▸ Given instruction
In the data below, find every line that has the string "Передний", and copy it.

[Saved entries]
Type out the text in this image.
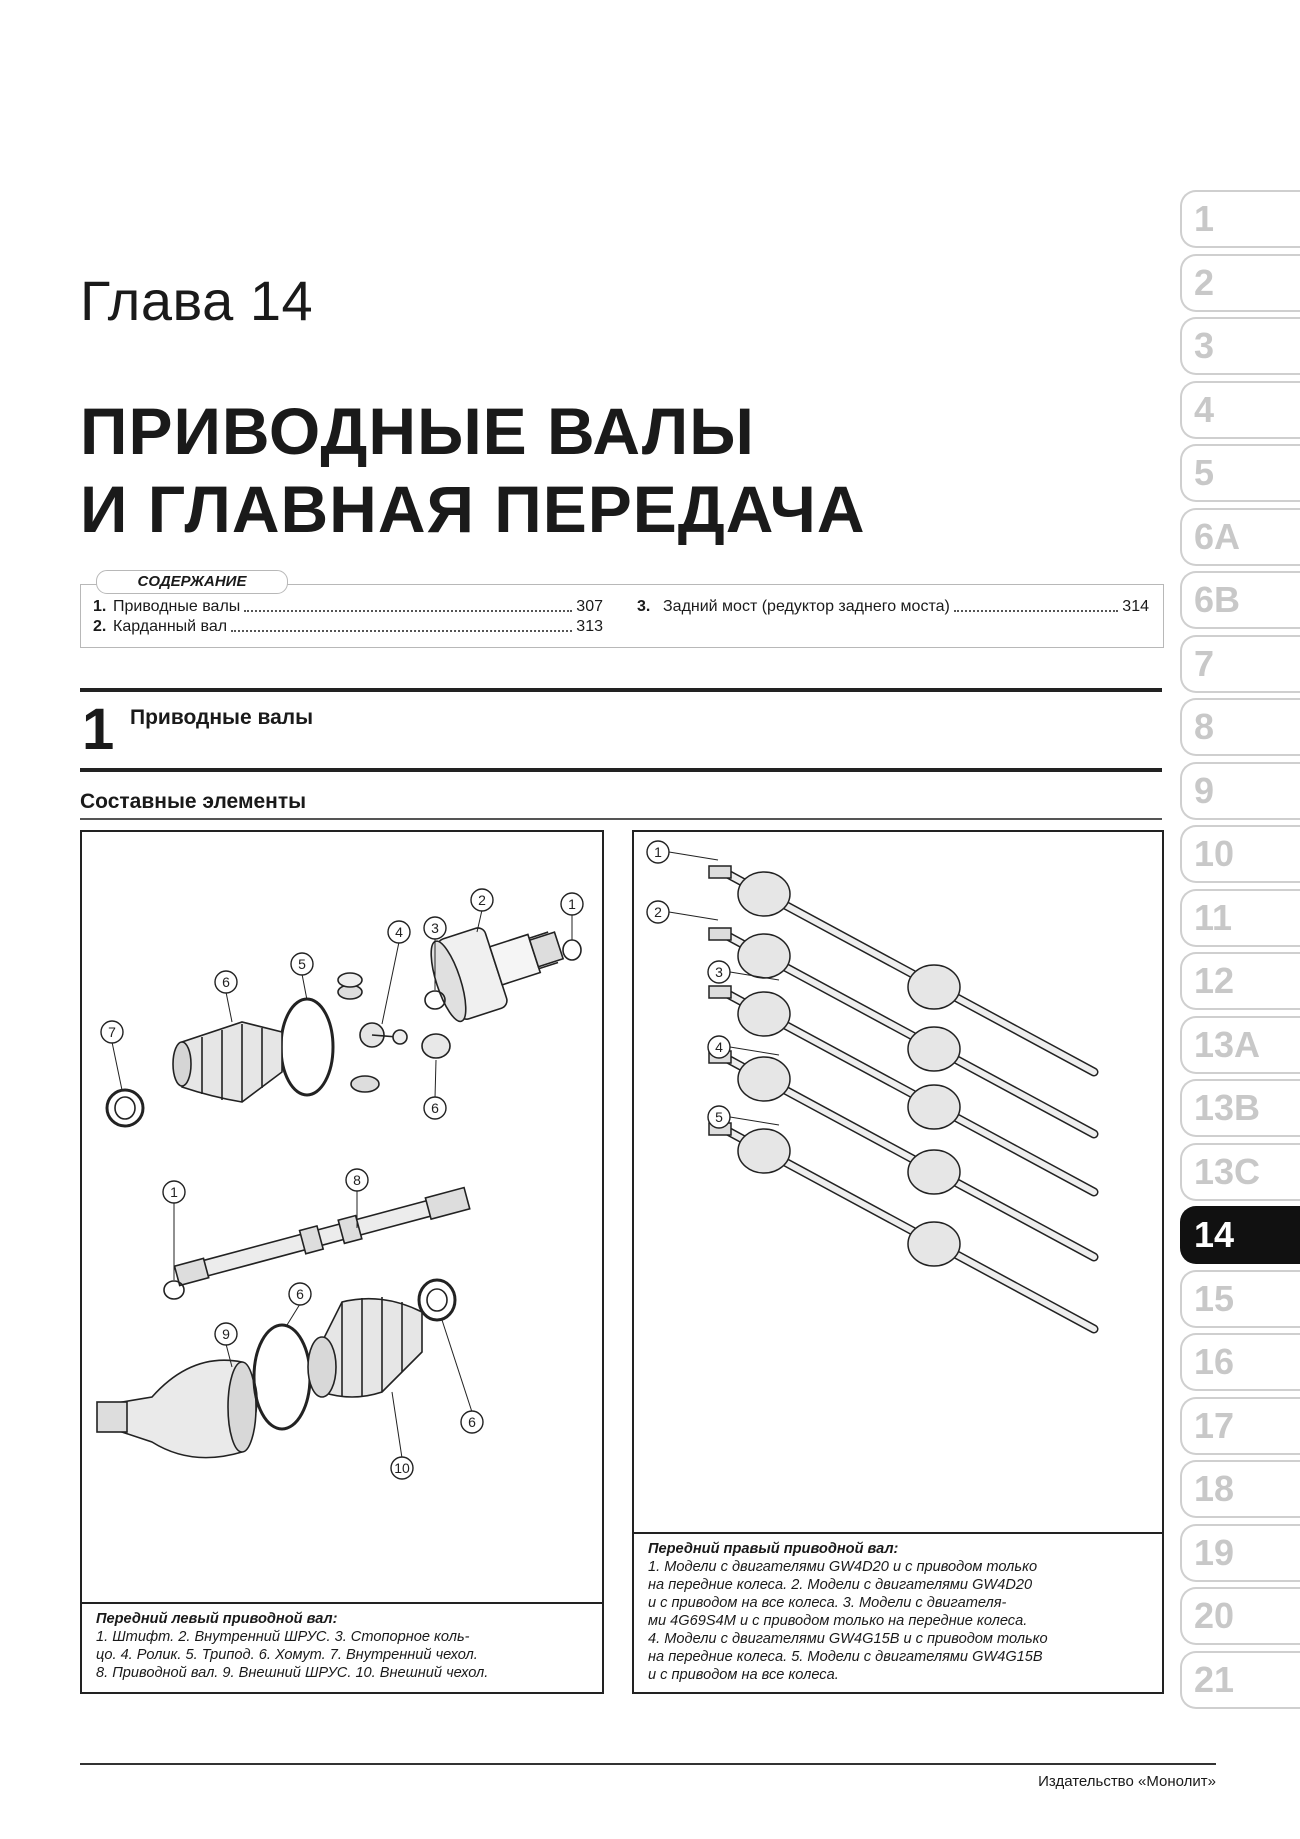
Глава 14
ПРИВОДНЫЕ ВАЛЫ
И ГЛАВНАЯ ПЕРЕДАЧА
1. Приводные валы	307
2. Карданный вал	313
3. Задний мост (редуктор заднего моста)	314
СОДЕРЖАНИЕ
1 Приводные валы
Составные элементы
1
2
3
4
5
6
7
6
8
1
9
6
10
6
Передний левый приводной вал:
1. Штифт. 2. Внутренний ШРУС. 3. Стопорное коль-
цо. 4. Ролик. 5. Трипод. 6. Хомут. 7. Внутренний чехол.
8. Приводной вал. 9. Внешний ШРУС. 10. Внешний чехол.
1
2
3
4
5
Передний правый приводной вал:
1. Модели с двигателями GW4D20 и с приводом только
на передние колеса. 2. Модели с двигателями GW4D20
и с приводом на все колеса. 3. Модели с двигателя-
ми 4G69S4M и с приводом только на передние колеса.
4. Модели с двигателями GW4G15B и с приводом только
на передние колеса. 5. Модели с двигателями GW4G15B
и с приводом на все колеса.
1
2
3
4
5
6A
6B
7
8
9
10
11
12
13A
13B
13C
14
15
16
17
18
19
20
21
Издательство «Монолит»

▸ Response for this exercise
Передний левый приводной вал:
Передний правый приводной вал:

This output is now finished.